* _TASK INPUT_

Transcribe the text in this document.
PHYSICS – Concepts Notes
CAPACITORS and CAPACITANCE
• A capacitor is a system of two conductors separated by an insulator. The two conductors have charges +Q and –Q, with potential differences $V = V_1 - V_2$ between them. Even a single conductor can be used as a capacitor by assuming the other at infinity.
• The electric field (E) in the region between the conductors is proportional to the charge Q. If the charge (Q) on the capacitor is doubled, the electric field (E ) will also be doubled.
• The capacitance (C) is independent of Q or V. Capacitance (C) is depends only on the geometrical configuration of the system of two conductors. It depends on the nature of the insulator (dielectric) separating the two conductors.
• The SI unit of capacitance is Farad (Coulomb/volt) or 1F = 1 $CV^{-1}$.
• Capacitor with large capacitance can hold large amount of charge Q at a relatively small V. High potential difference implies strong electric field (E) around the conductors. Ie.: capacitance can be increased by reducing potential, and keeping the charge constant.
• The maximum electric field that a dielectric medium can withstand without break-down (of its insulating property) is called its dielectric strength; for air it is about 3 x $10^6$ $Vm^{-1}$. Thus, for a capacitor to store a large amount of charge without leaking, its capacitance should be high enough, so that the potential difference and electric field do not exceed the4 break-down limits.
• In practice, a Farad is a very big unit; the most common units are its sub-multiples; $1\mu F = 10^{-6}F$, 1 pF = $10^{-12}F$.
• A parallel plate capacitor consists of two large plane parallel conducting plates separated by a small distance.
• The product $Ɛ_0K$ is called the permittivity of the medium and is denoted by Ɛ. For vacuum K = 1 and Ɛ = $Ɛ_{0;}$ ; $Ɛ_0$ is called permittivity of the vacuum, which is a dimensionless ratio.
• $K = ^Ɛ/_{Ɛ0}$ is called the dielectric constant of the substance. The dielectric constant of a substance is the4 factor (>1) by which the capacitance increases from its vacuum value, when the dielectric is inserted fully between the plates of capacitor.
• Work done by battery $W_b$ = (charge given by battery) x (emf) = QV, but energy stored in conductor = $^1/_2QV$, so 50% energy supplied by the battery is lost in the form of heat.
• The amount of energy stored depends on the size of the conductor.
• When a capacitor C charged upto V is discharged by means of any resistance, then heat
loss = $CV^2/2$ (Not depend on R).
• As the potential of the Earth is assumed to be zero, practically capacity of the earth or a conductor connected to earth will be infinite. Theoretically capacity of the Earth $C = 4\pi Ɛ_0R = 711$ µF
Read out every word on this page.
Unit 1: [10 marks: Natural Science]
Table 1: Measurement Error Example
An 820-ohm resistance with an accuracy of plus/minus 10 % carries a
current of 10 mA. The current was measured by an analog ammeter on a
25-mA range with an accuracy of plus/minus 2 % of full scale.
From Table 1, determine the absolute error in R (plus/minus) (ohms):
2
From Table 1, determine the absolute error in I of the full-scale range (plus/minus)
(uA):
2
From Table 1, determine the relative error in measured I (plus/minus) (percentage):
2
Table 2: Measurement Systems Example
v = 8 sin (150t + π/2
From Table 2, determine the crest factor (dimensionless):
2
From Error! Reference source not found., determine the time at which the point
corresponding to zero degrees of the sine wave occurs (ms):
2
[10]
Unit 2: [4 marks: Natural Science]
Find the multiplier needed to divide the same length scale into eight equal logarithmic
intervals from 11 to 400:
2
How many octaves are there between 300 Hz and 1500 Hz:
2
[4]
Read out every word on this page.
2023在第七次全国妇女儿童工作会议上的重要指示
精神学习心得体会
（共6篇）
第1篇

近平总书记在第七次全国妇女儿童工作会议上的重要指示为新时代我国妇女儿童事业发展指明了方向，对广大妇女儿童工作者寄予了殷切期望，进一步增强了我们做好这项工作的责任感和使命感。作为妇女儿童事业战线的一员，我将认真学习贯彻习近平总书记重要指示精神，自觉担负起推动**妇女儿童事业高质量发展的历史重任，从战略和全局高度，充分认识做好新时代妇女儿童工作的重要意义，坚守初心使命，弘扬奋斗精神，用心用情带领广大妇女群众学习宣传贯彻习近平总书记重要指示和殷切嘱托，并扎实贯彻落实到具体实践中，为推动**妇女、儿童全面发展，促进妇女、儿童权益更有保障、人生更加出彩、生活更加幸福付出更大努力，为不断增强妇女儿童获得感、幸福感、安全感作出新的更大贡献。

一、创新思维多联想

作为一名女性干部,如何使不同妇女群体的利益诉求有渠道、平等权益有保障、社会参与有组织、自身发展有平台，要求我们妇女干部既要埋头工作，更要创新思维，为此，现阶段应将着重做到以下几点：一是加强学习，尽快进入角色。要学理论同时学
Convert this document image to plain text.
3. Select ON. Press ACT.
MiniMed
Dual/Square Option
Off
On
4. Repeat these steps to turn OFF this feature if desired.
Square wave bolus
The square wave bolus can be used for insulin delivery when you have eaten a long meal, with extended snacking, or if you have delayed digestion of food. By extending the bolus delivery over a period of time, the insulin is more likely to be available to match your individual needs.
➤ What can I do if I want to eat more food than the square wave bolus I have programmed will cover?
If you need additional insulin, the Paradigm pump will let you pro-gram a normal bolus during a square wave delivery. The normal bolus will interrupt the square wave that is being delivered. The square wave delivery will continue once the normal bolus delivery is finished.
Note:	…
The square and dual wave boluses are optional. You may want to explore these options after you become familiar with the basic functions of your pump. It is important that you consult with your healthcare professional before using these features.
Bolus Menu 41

* _TASK STATEMENT_
Print the listing above in its entirety, with every line exact.

* _CORRECT RESULT_
Transcribe the text in this document.
PHYSICS – Concepts Notes
CAPACITORS and CAPACITANCE
• A capacitor is a system of two conductors separated by an insulator. The two conductors have charges +Q and –Q, with potential differences $V = V_1 - V_2$ between them. Even a single conductor can be used as a capacitor by assuming the other at infinity.
• The electric field (E) in the region between the conductors is proportional to the charge Q. If the charge (Q) on the capacitor is doubled, the electric field (E ) will also be doubled.
• The capacitance (C) is independent of Q or V. Capacitance (C) is depends only on the geometrical configuration of the system of two conductors. It depends on the nature of the insulator (dielectric) separating the two conductors.
• The SI unit of capacitance is Farad (Coulomb/volt) or 1F = 1 $CV^{-1}$.
• Capacitor with large capacitance can hold large amount of charge Q at a relatively small V. High potential difference implies strong electric field (E) around the conductors. Ie.: capacitance can be increased by reducing potential, and keeping the charge constant.
• The maximum electric field that a dielectric medium can withstand without break-down (of its insulating property) is called its dielectric strength; for air it is about 3 x $10^6$ $Vm^{-1}$. Thus, for a capacitor to store a large amount of charge without leaking, its capacitance should be high enough, so that the potential difference and electric field do not exceed the4 break-down limits.
• In practice, a Farad is a very big unit; the most common units are its sub-multiples; $1\mu F = 10^{-6}F$, 1 pF = $10^{-12}F$.
• A parallel plate capacitor consists of two large plane parallel conducting plates separated by a small distance.
• The product $Ɛ_0K$ is called the permittivity of the medium and is denoted by Ɛ. For vacuum K = 1 and Ɛ = $Ɛ_{0;}$ ; $Ɛ_0$ is called permittivity of the vacuum, which is a dimensionless ratio.
• $K = ^Ɛ/_{Ɛ0}$ is called the dielectric constant of the substance. The dielectric constant of a substance is the4 factor (>1) by which the capacitance increases from its vacuum value, when the dielectric is inserted fully between the plates of capacitor.
• Work done by battery $W_b$ = (charge given by battery) x (emf) = QV, but energy stored in conductor = $^1/_2QV$, so 50% energy supplied by the battery is lost in the form of heat.
• The amount of energy stored depends on the size of the conductor.
• When a capacitor C charged upto V is discharged by means of any resistance, then heat
loss = $CV^2/2$ (Not depend on R).
• As the potential of the Earth is assumed to be zero, practically capacity of the earth or a conductor connected to earth will be infinite. Theoretically capacity of the Earth $C = 4\pi Ɛ_0R = 711$ µF
Read out every word on this page.
Unit 1: [10 marks: Natural Science]
Table 1: Measurement Error Example
An 820-ohm resistance with an accuracy of plus/minus 10 % carries a
current of 10 mA. The current was measured by an analog ammeter on a
25-mA range with an accuracy of plus/minus 2 % of full scale.
From Table 1, determine the absolute error in R (plus/minus) (ohms):
2
From Table 1, determine the absolute error in I of the full-scale range (plus/minus)
(uA):
2
From Table 1, determine the relative error in measured I (plus/minus) (percentage):
2
Table 2: Measurement Systems Example
v = 8 sin (150t + π/2
From Table 2, determine the crest factor (dimensionless):
2
From Error! Reference source not found., determine the time at which the point
corresponding to zero degrees of the sine wave occurs (ms):
2
[10]
Unit 2: [4 marks: Natural Science]
Find the multiplier needed to divide the same length scale into eight equal logarithmic
intervals from 11 to 400:
2
How many octaves are there between 300 Hz and 1500 Hz:
2
[4]
Read out every word on this page.
2023在第七次全国妇女儿童工作会议上的重要指示
精神学习心得体会
（共6篇）
第1篇

近平总书记在第七次全国妇女儿童工作会议上的重要指示为新时代我国妇女儿童事业发展指明了方向，对广大妇女儿童工作者寄予了殷切期望，进一步增强了我们做好这项工作的责任感和使命感。作为妇女儿童事业战线的一员，我将认真学习贯彻习近平总书记重要指示精神，自觉担负起推动**妇女儿童事业高质量发展的历史重任，从战略和全局高度，充分认识做好新时代妇女儿童工作的重要意义，坚守初心使命，弘扬奋斗精神，用心用情带领广大妇女群众学习宣传贯彻习近平总书记重要指示和殷切嘱托，并扎实贯彻落实到具体实践中，为推动**妇女、儿童全面发展，促进妇女、儿童权益更有保障、人生更加出彩、生活更加幸福付出更大努力，为不断增强妇女儿童获得感、幸福感、安全感作出新的更大贡献。

一、创新思维多联想

作为一名女性干部,如何使不同妇女群体的利益诉求有渠道、平等权益有保障、社会参与有组织、自身发展有平台，要求我们妇女干部既要埋头工作，更要创新思维，为此，现阶段应将着重做到以下几点：一是加强学习，尽快进入角色。要学理论同时学
Convert this document image to plain text.
3. Select ON. Press ACT.
MiniMed
Dual/Square Option
Off
On
4. Repeat these steps to turn OFF this feature if desired.
Square wave bolus
The square wave bolus can be used for insulin delivery when you have eaten a long meal, with extended snacking, or if you have delayed digestion of food. By extending the bolus delivery over a period of time, the insulin is more likely to be available to match your individual needs.
➤ What can I do if I want to eat more food than the square wave bolus I have programmed will cover?
If you need additional insulin, the Paradigm pump will let you pro-gram a normal bolus during a square wave delivery. The normal bolus will interrupt the square wave that is being delivered. The square wave delivery will continue once the normal bolus delivery is finished.
Note:	…
The square and dual wave boluses are optional. You may want to explore these options after you become familiar with the basic functions of your pump. It is important that you consult with your healthcare professional before using these features.
Bolus Menu 41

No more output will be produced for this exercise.